[Dataset rows about figures]
################

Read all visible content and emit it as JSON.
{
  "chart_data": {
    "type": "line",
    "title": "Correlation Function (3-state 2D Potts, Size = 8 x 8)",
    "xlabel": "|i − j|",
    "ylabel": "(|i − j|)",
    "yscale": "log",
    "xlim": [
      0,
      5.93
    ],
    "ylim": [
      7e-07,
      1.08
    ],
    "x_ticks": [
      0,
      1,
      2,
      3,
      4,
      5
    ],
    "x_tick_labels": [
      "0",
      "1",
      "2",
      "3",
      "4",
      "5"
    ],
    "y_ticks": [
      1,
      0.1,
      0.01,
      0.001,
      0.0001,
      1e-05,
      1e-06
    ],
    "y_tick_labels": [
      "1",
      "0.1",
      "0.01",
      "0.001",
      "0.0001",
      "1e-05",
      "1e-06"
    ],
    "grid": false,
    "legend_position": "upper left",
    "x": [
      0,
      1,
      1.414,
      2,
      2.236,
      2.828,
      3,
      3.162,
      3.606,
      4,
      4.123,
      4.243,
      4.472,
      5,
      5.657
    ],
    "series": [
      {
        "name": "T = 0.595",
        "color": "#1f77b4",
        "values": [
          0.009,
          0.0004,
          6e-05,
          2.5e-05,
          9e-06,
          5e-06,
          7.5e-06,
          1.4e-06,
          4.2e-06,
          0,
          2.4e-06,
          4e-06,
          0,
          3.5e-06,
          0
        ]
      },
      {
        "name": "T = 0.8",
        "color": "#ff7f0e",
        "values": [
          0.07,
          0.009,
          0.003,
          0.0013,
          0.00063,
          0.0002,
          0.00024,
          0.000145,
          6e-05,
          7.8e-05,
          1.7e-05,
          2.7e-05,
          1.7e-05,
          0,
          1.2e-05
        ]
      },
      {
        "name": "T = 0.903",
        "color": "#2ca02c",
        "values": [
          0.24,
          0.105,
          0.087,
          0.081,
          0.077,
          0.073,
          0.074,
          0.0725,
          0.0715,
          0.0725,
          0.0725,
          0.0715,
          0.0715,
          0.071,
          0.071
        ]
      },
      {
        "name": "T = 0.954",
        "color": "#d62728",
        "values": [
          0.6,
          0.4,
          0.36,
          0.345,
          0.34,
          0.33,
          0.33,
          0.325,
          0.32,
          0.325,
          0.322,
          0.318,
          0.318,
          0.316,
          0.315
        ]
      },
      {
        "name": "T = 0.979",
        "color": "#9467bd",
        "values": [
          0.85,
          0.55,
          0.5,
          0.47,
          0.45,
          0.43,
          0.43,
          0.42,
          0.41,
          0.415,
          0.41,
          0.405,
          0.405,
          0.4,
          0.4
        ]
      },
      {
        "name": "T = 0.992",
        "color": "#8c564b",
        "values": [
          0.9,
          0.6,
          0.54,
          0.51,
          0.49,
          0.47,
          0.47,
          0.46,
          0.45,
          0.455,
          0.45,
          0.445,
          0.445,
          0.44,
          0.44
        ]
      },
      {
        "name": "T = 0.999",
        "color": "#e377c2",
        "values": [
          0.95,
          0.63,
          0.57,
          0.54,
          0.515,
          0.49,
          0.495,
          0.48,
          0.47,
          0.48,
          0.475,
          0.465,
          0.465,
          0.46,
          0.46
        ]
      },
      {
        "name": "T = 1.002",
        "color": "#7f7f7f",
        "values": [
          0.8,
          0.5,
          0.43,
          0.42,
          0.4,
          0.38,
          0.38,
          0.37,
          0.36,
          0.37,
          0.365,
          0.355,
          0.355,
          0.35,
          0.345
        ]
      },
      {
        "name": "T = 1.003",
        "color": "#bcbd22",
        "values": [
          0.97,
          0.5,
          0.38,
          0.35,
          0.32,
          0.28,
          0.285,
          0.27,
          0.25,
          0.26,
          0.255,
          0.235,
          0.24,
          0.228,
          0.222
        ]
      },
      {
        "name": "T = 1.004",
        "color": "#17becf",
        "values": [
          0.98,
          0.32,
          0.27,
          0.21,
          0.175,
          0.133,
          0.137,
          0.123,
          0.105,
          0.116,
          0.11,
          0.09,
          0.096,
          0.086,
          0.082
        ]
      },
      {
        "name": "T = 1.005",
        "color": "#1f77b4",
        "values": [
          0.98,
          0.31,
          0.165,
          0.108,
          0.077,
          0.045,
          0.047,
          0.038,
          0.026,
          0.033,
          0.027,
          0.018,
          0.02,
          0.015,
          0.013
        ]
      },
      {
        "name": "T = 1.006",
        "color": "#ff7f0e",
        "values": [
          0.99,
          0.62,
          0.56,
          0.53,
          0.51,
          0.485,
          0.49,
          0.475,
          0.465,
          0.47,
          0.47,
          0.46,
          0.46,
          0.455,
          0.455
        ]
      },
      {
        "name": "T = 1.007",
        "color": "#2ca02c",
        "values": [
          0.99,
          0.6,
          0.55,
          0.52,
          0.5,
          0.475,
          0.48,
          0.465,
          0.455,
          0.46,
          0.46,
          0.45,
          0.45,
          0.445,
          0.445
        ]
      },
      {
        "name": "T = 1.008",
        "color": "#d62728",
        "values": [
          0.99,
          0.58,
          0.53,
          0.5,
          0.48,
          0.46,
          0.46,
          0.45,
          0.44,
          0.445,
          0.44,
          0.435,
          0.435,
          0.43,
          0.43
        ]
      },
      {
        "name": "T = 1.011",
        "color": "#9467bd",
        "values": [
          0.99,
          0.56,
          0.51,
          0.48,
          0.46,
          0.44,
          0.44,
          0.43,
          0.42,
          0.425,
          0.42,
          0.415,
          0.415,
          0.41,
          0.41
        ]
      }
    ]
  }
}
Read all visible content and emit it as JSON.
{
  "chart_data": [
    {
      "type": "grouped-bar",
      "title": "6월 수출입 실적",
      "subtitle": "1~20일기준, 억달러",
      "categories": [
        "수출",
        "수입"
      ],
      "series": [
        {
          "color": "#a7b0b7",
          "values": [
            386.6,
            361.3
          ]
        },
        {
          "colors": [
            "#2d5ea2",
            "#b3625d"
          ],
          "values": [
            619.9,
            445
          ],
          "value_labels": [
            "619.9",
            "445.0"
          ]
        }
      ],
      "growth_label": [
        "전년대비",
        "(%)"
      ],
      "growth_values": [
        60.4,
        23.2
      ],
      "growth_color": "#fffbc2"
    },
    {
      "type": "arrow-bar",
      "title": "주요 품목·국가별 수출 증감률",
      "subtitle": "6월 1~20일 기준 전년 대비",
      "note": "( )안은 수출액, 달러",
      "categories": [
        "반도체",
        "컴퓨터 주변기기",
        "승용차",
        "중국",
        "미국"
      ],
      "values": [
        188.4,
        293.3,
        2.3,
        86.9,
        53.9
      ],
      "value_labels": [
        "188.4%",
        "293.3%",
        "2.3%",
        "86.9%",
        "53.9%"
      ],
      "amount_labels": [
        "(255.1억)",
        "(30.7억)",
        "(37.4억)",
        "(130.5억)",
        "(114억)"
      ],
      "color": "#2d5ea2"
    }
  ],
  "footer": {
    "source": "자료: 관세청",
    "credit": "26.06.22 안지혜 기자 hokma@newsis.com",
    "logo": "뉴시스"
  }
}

################

• Objective: Write the data back out verbatim.

• Correct answer:
Read all visible content and emit it as JSON.
{
  "chart_data": {
    "type": "line",
    "title": "Correlation Function (3-state 2D Potts, Size = 8 x 8)",
    "xlabel": "|i − j|",
    "ylabel": "(|i − j|)",
    "yscale": "log",
    "xlim": [
      0,
      5.93
    ],
    "ylim": [
      7e-07,
      1.08
    ],
    "x_ticks": [
      0,
      1,
      2,
      3,
      4,
      5
    ],
    "x_tick_labels": [
      "0",
      "1",
      "2",
      "3",
      "4",
      "5"
    ],
    "y_ticks": [
      1,
      0.1,
      0.01,
      0.001,
      0.0001,
      1e-05,
      1e-06
    ],
    "y_tick_labels": [
      "1",
      "0.1",
      "0.01",
      "0.001",
      "0.0001",
      "1e-05",
      "1e-06"
    ],
    "grid": false,
    "legend_position": "upper left",
    "x": [
      0,
      1,
      1.414,
      2,
      2.236,
      2.828,
      3,
      3.162,
      3.606,
      4,
      4.123,
      4.243,
      4.472,
      5,
      5.657
    ],
    "series": [
      {
        "name": "T = 0.595",
        "color": "#1f77b4",
        "values": [
          0.009,
          0.0004,
          6e-05,
          2.5e-05,
          9e-06,
          5e-06,
          7.5e-06,
          1.4e-06,
          4.2e-06,
          0,
          2.4e-06,
          4e-06,
          0,
          3.5e-06,
          0
        ]
      },
      {
        "name": "T = 0.8",
        "color": "#ff7f0e",
        "values": [
          0.07,
          0.009,
          0.003,
          0.0013,
          0.00063,
          0.0002,
          0.00024,
          0.000145,
          6e-05,
          7.8e-05,
          1.7e-05,
          2.7e-05,
          1.7e-05,
          0,
          1.2e-05
        ]
      },
      {
        "name": "T = 0.903",
        "color": "#2ca02c",
        "values": [
          0.24,
          0.105,
          0.087,
          0.081,
          0.077,
          0.073,
          0.074,
          0.0725,
          0.0715,
          0.0725,
          0.0725,
          0.0715,
          0.0715,
          0.071,
          0.071
        ]
      },
      {
        "name": "T = 0.954",
        "color": "#d62728",
        "values": [
          0.6,
          0.4,
          0.36,
          0.345,
          0.34,
          0.33,
          0.33,
          0.325,
          0.32,
          0.325,
          0.322,
          0.318,
          0.318,
          0.316,
          0.315
        ]
      },
      {
        "name": "T = 0.979",
        "color": "#9467bd",
        "values": [
          0.85,
          0.55,
          0.5,
          0.47,
          0.45,
          0.43,
          0.43,
          0.42,
          0.41,
          0.415,
          0.41,
          0.405,
          0.405,
          0.4,
          0.4
        ]
      },
      {
        "name": "T = 0.992",
        "color": "#8c564b",
        "values": [
          0.9,
          0.6,
          0.54,
          0.51,
          0.49,
          0.47,
          0.47,
          0.46,
          0.45,
          0.455,
          0.45,
          0.445,
          0.445,
          0.44,
          0.44
        ]
      },
      {
        "name": "T = 0.999",
        "color": "#e377c2",
        "values": [
          0.95,
          0.63,
          0.57,
          0.54,
          0.515,
          0.49,
          0.495,
          0.48,
          0.47,
          0.48,
          0.475,
          0.465,
          0.465,
          0.46,
          0.46
        ]
      },
      {
        "name": "T = 1.002",
        "color": "#7f7f7f",
        "values": [
          0.8,
          0.5,
          0.43,
          0.42,
          0.4,
          0.38,
          0.38,
          0.37,
          0.36,
          0.37,
          0.365,
          0.355,
          0.355,
          0.35,
          0.345
        ]
      },
      {
        "name": "T = 1.003",
        "color": "#bcbd22",
        "values": [
          0.97,
          0.5,
          0.38,
          0.35,
          0.32,
          0.28,
          0.285,
          0.27,
          0.25,
          0.26,
          0.255,
          0.235,
          0.24,
          0.228,
          0.222
        ]
      },
      {
        "name": "T = 1.004",
        "color": "#17becf",
        "values": [
          0.98,
          0.32,
          0.27,
          0.21,
          0.175,
          0.133,
          0.137,
          0.123,
          0.105,
          0.116,
          0.11,
          0.09,
          0.096,
          0.086,
          0.082
        ]
      },
      {
        "name": "T = 1.005",
        "color": "#1f77b4",
        "values": [
          0.98,
          0.31,
          0.165,
          0.108,
          0.077,
          0.045,
          0.047,
          0.038,
          0.026,
          0.033,
          0.027,
          0.018,
          0.02,
          0.015,
          0.013
        ]
      },
      {
        "name": "T = 1.006",
        "color": "#ff7f0e",
        "values": [
          0.99,
          0.62,
          0.56,
          0.53,
          0.51,
          0.485,
          0.49,
          0.475,
          0.465,
          0.47,
          0.47,
          0.46,
          0.46,
          0.455,
          0.455
        ]
      },
      {
        "name": "T = 1.007",
        "color": "#2ca02c",
        "values": [
          0.99,
          0.6,
          0.55,
          0.52,
          0.5,
          0.475,
          0.48,
          0.465,
          0.455,
          0.46,
          0.46,
          0.45,
          0.45,
          0.445,
          0.445
        ]
      },
      {
        "name": "T = 1.008",
        "color": "#d62728",
        "values": [
          0.99,
          0.58,
          0.53,
          0.5,
          0.48,
          0.46,
          0.46,
          0.45,
          0.44,
          0.445,
          0.44,
          0.435,
          0.435,
          0.43,
          0.43
        ]
      },
      {
        "name": "T = 1.011",
        "color": "#9467bd",
        "values": [
          0.99,
          0.56,
          0.51,
          0.48,
          0.46,
          0.44,
          0.44,
          0.43,
          0.42,
          0.425,
          0.42,
          0.415,
          0.415,
          0.41,
          0.41
        ]
      }
    ]
  }
}
Read all visible content and emit it as JSON.
{
  "chart_data": [
    {
      "type": "grouped-bar",
      "title": "6월 수출입 실적",
      "subtitle": "1~20일기준, 억달러",
      "categories": [
        "수출",
        "수입"
      ],
      "series": [
        {
          "color": "#a7b0b7",
          "values": [
            386.6,
            361.3
          ]
        },
        {
          "colors": [
            "#2d5ea2",
            "#b3625d"
          ],
          "values": [
            619.9,
            445
          ],
          "value_labels": [
            "619.9",
            "445.0"
          ]
        }
      ],
      "growth_label": [
        "전년대비",
        "(%)"
      ],
      "growth_values": [
        60.4,
        23.2
      ],
      "growth_color": "#fffbc2"
    },
    {
      "type": "arrow-bar",
      "title": "주요 품목·국가별 수출 증감률",
      "subtitle": "6월 1~20일 기준 전년 대비",
      "note": "( )안은 수출액, 달러",
      "categories": [
        "반도체",
        "컴퓨터 주변기기",
        "승용차",
        "중국",
        "미국"
      ],
      "values": [
        188.4,
        293.3,
        2.3,
        86.9,
        53.9
      ],
      "value_labels": [
        "188.4%",
        "293.3%",
        "2.3%",
        "86.9%",
        "53.9%"
      ],
      "amount_labels": [
        "(255.1억)",
        "(30.7억)",
        "(37.4억)",
        "(130.5억)",
        "(114억)"
      ],
      "color": "#2d5ea2"
    }
  ],
  "footer": {
    "source": "자료: 관세청",
    "credit": "26.06.22 안지혜 기자 hokma@newsis.com",
    "logo": "뉴시스"
  }
}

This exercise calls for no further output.